------ Reading text ------
RALEIGH, N.C.(WNCN) – When someone survives a heart attack, they can be faced with permanent heart damage. A group of researchers are working on reducing the size and, potentially irreversible, damage patients could face.
WakeMed Health & Hospitals has enrolled the first patient in the nation in what they’re calling a groundbreaking clinical trial. Known as AMIHOT III, the trial will evaluate the effectiveness of SuperSaturated Oxygen (SSO2) Therapy. SSO2 is believed to improve the function of the heart by reducing damage to the heart muscle following a heart attack.
SSO2 Therapy is used to improve blood flow through the tiny capillaries, restore heart tissue to normal oxygen levels and- reducing irreversible damage to the heart muscle. The therapy is a one-time, 60-minute infusion.
Dr. Frances Wood, WakeMed Heart & Vascular interventional cardiologist and co-director of the WakeMed Heart & Vascular – Structural Heart practice, is the Principal Investigator for the study at WakeMed. Wood was part of the original SSO2 trials in 2016. That study showed a 25 percent reduction in infarct size.
“We are very excited to continue to advance heart attack treatment at WakeMed and to offer innovative therapies to our patients,” said Wood.
The trial will enroll 434 patients across medical facilities in the United States and Europe.
------
Complete the following:
• A. Summarize the report on the SSO2 heart attack trial in two sentences.
• B. Reproduce the report word for word, beginning at "WakeMed Health &" and stopping after "in infarct size.".
• C. According to the report, what reduction in infarct size did the 2016 SSO2 study show?
------ Information ------
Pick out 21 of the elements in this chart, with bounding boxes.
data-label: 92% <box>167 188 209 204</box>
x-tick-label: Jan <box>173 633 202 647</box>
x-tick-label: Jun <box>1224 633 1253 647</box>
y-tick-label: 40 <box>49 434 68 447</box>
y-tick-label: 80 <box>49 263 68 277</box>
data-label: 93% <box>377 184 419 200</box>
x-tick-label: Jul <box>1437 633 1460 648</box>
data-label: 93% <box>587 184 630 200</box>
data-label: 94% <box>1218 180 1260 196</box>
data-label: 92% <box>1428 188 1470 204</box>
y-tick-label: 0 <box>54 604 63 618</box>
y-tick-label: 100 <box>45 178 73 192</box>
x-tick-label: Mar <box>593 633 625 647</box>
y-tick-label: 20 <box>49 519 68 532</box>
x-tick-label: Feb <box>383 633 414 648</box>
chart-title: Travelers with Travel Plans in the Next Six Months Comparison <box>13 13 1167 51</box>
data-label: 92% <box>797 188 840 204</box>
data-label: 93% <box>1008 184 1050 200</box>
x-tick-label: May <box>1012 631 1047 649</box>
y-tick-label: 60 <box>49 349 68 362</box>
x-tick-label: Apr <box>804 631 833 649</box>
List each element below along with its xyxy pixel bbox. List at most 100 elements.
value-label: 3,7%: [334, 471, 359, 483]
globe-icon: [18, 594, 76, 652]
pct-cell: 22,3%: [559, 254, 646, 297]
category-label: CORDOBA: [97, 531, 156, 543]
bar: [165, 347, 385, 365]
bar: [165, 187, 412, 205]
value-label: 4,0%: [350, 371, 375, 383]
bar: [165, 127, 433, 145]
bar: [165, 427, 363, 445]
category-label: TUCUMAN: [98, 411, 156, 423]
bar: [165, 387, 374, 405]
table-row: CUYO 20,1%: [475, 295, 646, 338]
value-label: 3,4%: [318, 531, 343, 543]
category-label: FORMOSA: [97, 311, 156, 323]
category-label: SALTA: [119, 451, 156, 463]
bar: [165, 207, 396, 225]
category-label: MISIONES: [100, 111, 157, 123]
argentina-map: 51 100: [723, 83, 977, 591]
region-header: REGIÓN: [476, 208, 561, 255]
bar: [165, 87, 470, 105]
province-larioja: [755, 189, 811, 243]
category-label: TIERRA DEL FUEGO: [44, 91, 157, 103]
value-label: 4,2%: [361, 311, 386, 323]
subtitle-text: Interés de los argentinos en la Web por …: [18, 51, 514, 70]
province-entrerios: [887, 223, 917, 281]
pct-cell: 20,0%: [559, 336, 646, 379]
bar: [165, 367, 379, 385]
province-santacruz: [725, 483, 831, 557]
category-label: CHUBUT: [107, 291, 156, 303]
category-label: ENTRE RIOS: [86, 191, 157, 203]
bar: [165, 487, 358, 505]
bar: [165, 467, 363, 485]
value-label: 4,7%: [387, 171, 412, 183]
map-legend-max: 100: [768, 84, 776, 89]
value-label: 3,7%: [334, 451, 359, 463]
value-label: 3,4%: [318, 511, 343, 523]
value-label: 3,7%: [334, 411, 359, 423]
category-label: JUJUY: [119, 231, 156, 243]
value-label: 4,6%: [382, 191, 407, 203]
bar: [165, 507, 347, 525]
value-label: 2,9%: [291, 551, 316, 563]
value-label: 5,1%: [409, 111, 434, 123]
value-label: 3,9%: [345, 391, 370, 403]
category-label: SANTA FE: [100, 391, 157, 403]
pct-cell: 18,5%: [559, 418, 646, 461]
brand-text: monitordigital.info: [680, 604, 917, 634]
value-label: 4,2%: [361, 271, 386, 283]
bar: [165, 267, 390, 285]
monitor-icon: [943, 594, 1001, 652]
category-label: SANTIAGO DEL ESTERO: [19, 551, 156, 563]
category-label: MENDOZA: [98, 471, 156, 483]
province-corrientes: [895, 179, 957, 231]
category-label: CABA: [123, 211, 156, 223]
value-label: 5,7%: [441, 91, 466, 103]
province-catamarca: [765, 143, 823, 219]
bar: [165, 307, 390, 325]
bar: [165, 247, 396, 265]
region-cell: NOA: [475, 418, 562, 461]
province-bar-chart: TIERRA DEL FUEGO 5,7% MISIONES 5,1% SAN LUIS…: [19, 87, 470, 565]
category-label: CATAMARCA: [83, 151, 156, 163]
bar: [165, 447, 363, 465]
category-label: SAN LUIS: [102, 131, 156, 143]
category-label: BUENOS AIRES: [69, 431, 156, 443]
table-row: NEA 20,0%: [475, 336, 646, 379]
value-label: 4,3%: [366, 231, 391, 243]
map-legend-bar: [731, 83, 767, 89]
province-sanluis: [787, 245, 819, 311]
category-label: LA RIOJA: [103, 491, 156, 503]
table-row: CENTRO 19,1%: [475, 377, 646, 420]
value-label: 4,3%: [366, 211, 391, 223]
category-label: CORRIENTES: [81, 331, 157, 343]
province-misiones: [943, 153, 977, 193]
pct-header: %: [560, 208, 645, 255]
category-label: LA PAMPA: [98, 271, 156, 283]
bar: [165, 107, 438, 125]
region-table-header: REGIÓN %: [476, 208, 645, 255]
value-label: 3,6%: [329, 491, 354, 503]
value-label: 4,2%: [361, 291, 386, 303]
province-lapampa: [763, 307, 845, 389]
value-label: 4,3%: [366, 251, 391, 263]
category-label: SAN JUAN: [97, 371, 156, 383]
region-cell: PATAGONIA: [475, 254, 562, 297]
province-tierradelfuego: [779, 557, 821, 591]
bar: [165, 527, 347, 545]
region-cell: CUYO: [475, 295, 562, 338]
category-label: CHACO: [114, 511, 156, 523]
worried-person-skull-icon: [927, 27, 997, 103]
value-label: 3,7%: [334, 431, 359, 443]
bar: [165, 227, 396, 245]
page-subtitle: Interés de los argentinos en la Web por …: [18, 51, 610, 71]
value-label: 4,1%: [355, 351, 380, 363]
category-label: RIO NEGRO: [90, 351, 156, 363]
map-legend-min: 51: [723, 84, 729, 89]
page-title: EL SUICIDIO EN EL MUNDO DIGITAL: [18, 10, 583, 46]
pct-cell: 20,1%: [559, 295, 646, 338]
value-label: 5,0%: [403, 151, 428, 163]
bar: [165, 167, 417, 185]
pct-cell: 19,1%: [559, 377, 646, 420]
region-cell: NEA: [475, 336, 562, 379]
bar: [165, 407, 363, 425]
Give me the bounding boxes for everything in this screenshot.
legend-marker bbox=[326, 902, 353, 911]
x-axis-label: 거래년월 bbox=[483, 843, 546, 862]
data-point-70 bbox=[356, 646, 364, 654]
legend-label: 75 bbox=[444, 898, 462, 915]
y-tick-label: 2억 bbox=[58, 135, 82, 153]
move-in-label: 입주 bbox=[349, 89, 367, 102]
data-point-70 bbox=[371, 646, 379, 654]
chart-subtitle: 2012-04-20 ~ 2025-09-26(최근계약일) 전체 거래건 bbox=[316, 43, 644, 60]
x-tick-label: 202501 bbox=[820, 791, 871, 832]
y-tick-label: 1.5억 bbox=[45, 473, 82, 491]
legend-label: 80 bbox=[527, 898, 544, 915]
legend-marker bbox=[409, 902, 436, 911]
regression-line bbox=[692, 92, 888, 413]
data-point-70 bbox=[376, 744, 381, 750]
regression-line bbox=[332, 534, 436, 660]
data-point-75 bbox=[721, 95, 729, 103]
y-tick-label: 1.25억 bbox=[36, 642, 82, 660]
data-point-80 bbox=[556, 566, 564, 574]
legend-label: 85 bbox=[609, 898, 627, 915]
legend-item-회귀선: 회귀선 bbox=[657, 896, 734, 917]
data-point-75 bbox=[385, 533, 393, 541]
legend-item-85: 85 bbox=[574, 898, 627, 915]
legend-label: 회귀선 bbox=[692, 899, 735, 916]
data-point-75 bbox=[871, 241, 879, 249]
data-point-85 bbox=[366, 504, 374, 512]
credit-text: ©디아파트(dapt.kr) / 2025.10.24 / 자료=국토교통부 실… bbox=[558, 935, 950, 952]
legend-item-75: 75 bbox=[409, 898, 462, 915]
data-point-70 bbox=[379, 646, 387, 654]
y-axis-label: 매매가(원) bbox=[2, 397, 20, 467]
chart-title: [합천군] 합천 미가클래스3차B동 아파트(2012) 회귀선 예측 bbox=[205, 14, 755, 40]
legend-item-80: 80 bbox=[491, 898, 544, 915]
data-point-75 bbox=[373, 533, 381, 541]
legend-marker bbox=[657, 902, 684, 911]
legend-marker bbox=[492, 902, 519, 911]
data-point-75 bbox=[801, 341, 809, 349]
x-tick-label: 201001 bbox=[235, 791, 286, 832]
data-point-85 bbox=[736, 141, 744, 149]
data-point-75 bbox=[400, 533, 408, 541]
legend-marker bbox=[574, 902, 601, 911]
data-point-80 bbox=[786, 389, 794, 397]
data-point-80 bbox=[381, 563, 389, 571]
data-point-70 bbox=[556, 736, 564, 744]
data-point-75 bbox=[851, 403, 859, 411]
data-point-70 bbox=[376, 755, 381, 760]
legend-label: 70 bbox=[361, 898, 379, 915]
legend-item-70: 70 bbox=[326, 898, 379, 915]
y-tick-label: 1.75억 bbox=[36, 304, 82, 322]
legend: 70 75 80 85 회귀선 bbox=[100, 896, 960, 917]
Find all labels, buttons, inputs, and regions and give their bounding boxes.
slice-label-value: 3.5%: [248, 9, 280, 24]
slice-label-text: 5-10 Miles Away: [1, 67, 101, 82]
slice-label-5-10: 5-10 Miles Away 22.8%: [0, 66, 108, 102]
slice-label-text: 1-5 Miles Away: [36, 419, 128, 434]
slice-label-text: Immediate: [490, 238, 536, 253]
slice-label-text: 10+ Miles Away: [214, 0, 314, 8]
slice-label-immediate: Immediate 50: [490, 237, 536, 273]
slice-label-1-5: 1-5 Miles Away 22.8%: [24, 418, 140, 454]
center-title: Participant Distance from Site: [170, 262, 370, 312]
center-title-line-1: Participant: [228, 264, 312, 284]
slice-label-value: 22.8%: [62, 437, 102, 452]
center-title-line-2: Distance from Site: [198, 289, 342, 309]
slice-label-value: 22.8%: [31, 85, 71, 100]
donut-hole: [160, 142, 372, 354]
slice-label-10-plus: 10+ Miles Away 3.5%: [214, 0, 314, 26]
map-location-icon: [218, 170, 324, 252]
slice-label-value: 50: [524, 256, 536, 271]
------
Exercise results:
• A. WakeMed Health & Hospitals has enrolled the first patient in the nation in AMIHOT III, a clinical trial evaluating SuperSaturated Oxygen (SSO2) Therapy, a one-time, 60-minute infusion believed to reduce damage to the heart muscle after a heart attack. Dr. Frances Wood is the Principal Investigator for the study at WakeMed, and the trial will enroll 434 patients across medical facilities in the United States and Europe.

• B.
WakeMed Health & Hospitals has enrolled the first patient in the nation in what they’re calling a groundbreaking clinical trial. Known as AMIHOT III, the trial will evaluate the effectiveness of SuperSaturated Oxygen (SSO2) Therapy. SSO2 is believed to improve the function of the heart by reducing damage to the heart muscle following a heart attack.
SSO2 Therapy is used to improve blood flow through the tiny capillaries, restore heart tissue to normal oxygen levels and- reducing irreversible damage to the heart muscle. The therapy is a one-time, 60-minute infusion.
Dr. Frances Wood, WakeMed Heart & Vascular interventional cardiologist and co-director of the WakeMed Heart & Vascular – Structural Heart practice, is the Principal Investigator for the study at WakeMed. Wood was part of the original SSO2 trials in 2016. That study showed a 25 percent reduction in infarct size.

• C. A 25 percent reduction.